Do this.
Retype the records below word for word and omit any image.

(Collected data entries)
## BEGIN

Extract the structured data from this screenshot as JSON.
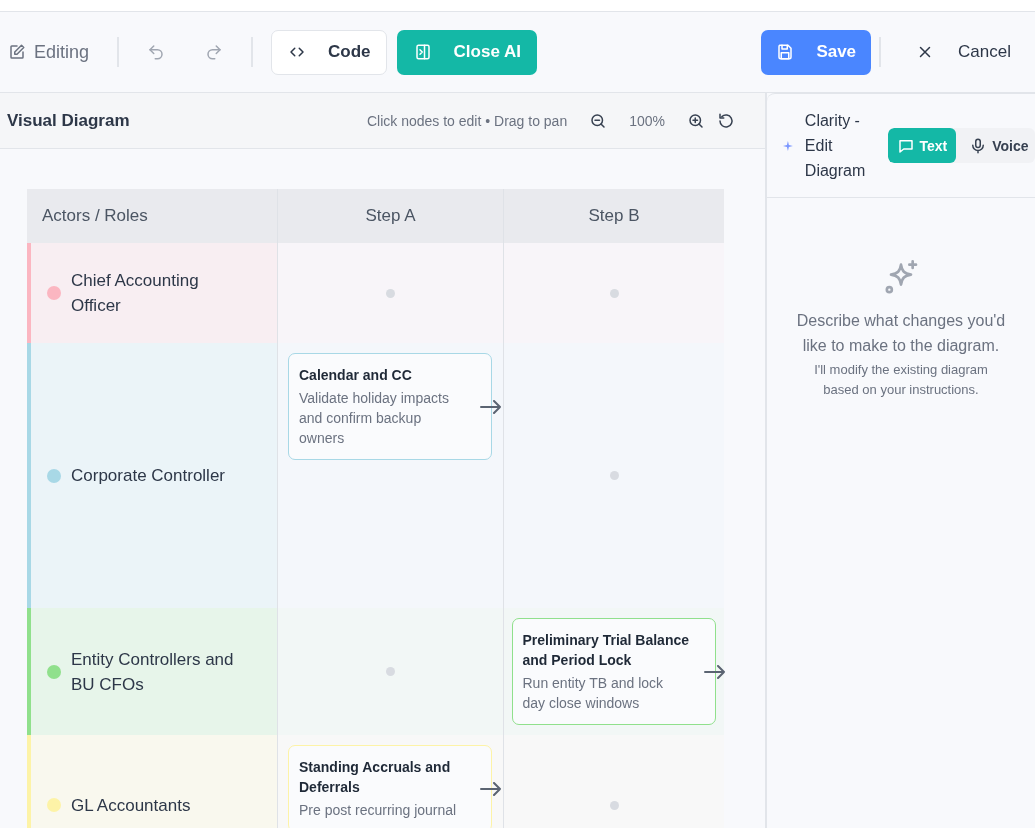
{
  "toolbar": {
    "status": "Editing",
    "undo": {
      "disabled": true
    },
    "redo": {
      "disabled": true
    },
    "buttons": [
      {
        "kind": "code",
        "label": "Code"
      },
      {
        "kind": "ai",
        "label": "Close AI"
      }
    ],
    "right_buttons": [
      {
        "kind": "save",
        "label": "Save"
      },
      {
        "kind": "cancel",
        "label": "Cancel"
      }
    ]
  },
  "diagram": {
    "title": "Visual Diagram",
    "hint": "Click nodes to edit • Drag to pan",
    "zoom": "100%",
    "columns": [
      "Actors / Roles",
      "Step A",
      "Step B"
    ],
    "lanes": [
      {
        "name": "Chief Accounting Officer",
        "color": "#fbb6c1",
        "cells": [
          {
            "kind": "empty"
          },
          {
            "kind": "empty"
          }
        ]
      },
      {
        "name": "Corporate Controller",
        "color": "#a8d8e6",
        "cells": [
          {
            "kind": "node",
            "title": "Calendar and CC",
            "description": "Validate holiday impacts and confirm backup owners",
            "arrow": true
          },
          {
            "kind": "empty"
          }
        ]
      },
      {
        "name": "Entity Controllers and BU CFOs",
        "color": "#90e08c",
        "cells": [
          {
            "kind": "empty"
          },
          {
            "kind": "node",
            "title": "Preliminary Trial Balance and Period Lock",
            "description": "Run entity TB and lock day close windows",
            "arrow": true
          }
        ]
      },
      {
        "name": "GL Accountants",
        "color": "#fdf3a7",
        "cells": [
          {
            "kind": "node",
            "title": "Standing Accruals and Deferrals",
            "description": "Pre post recurring journal",
            "arrow": true
          },
          {
            "kind": "empty"
          }
        ]
      }
    ]
  },
  "assistant": {
    "title": "Clarity - Edit Diagram",
    "modes": [
      {
        "kind": "text",
        "label": "Text",
        "selected": true
      },
      {
        "kind": "voice",
        "label": "Voice",
        "selected": false
      }
    ],
    "empty_title": "Describe what changes you'd like to make to the diagram.",
    "empty_hint": "I'll modify the existing diagram based on your instructions."
  }
}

## END

Expected output.
Extract the structured data from this screenshot as JSON.
{
  "toolbar": {
    "status": "Editing",
    "undo": {
      "disabled": true
    },
    "redo": {
      "disabled": true
    },
    "buttons": [
      {
        "kind": "code",
        "label": "Code"
      },
      {
        "kind": "ai",
        "label": "Close AI"
      }
    ],
    "right_buttons": [
      {
        "kind": "save",
        "label": "Save"
      },
      {
        "kind": "cancel",
        "label": "Cancel"
      }
    ]
  },
  "diagram": {
    "title": "Visual Diagram",
    "hint": "Click nodes to edit • Drag to pan",
    "zoom": "100%",
    "columns": [
      "Actors / Roles",
      "Step A",
      "Step B"
    ],
    "lanes": [
      {
        "name": "Chief Accounting Officer",
        "color": "#fbb6c1",
        "cells": [
          {
            "kind": "empty"
          },
          {
            "kind": "empty"
          }
        ]
      },
      {
        "name": "Corporate Controller",
        "color": "#a8d8e6",
        "cells": [
          {
            "kind": "node",
            "title": "Calendar and CC",
            "description": "Validate holiday impacts and confirm backup owners",
            "arrow": true
          },
          {
            "kind": "empty"
          }
        ]
      },
      {
        "name": "Entity Controllers and BU CFOs",
        "color": "#90e08c",
        "cells": [
          {
            "kind": "empty"
          },
          {
            "kind": "node",
            "title": "Preliminary Trial Balance and Period Lock",
            "description": "Run entity TB and lock day close windows",
            "arrow": true
          }
        ]
      },
      {
        "name": "GL Accountants",
        "color": "#fdf3a7",
        "cells": [
          {
            "kind": "node",
            "title": "Standing Accruals and Deferrals",
            "description": "Pre post recurring journal",
            "arrow": true
          },
          {
            "kind": "empty"
          }
        ]
      }
    ]
  },
  "assistant": {
    "title": "Clarity - Edit Diagram",
    "modes": [
      {
        "kind": "text",
        "label": "Text",
        "selected": true
      },
      {
        "kind": "voice",
        "label": "Voice",
        "selected": false
      }
    ],
    "empty_title": "Describe what changes you'd like to make to the diagram.",
    "empty_hint": "I'll modify the existing diagram based on your instructions."
  }
}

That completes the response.